Problem to work on
Answer these questions from the snowshoeing text:
(a) During which months are the snowshoe trails offered?
(b) What does the text say surrounds the area?
(c) How long is the Big Pond Trail?

Text section

Winter fitness and fun combined

From December through February, the fresh powdered snowshoe trails throughout the Adirondack Hub offer the ideal winter playground for those looking to get up close with nature. Book your ideal accommodations, and enjoy a cozy B&B, inn, or motel to start your snowshoe journey. No experience required! When your day of adventure is complete, warm up by the fire in your lodge, or in one of our fine restaurants right here in town.

With protected wilderness all around, the area has an abundance of great snowshoe trails. From short, level, and flat, to challenging peaks with incredible winter wonderland views, there are plenty of trails to meet that longing for gorgeous winter scenery and that crisp, pine-scented air.

The Hoffman Notch Wilderness area is a great place to start. A popular trek for families and beginners is the Big Pond Trail, which is a manageable 3-mile Adirondack snowshoe hike.

Source material

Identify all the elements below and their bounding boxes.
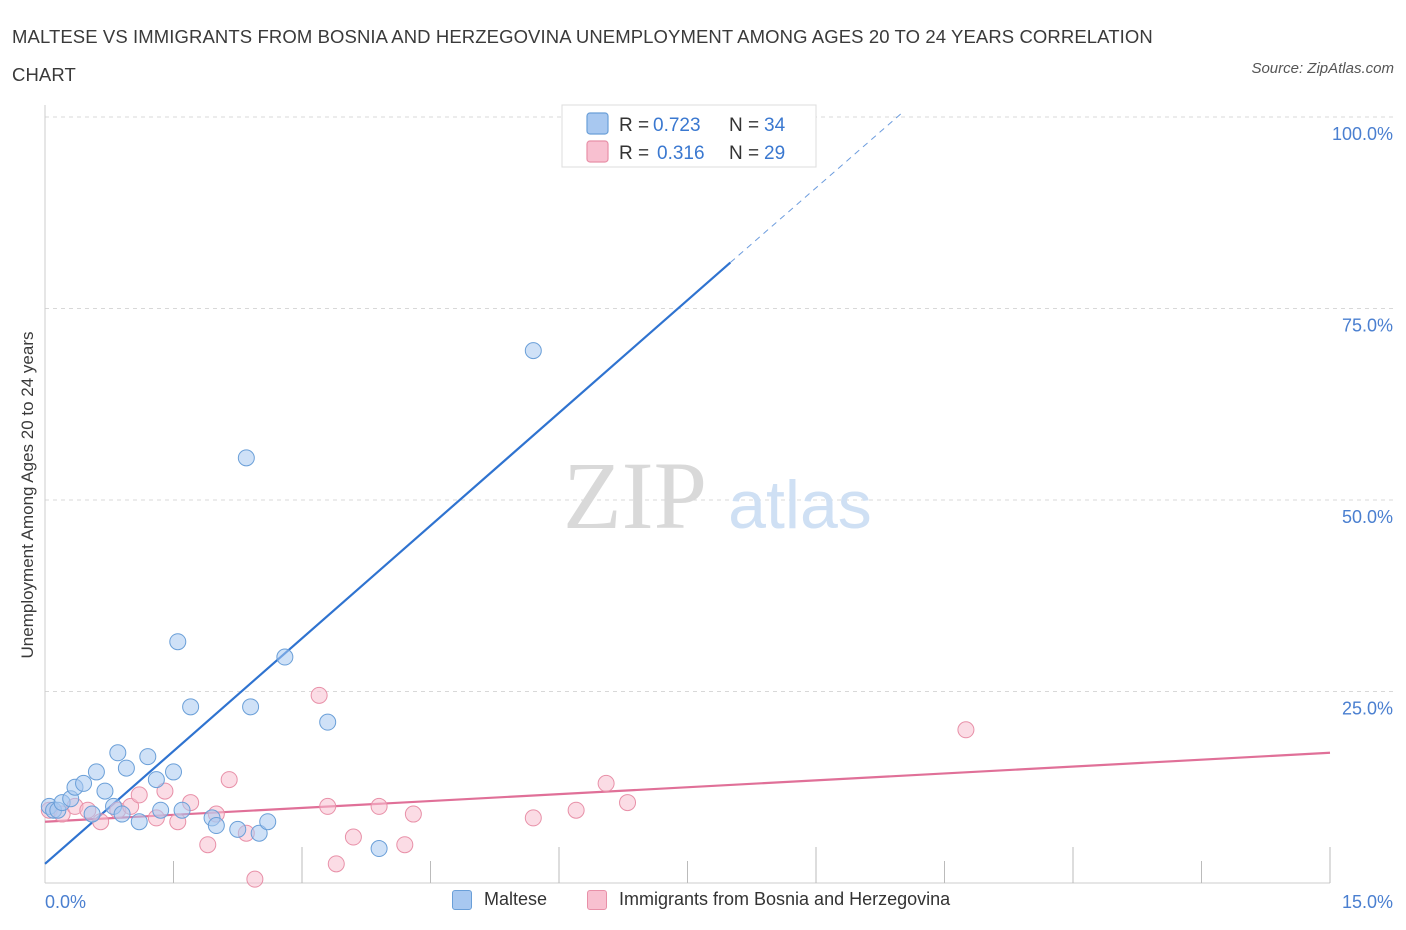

Written answer
(a) December through February
(b) Protected wilderness
(c) 3 miles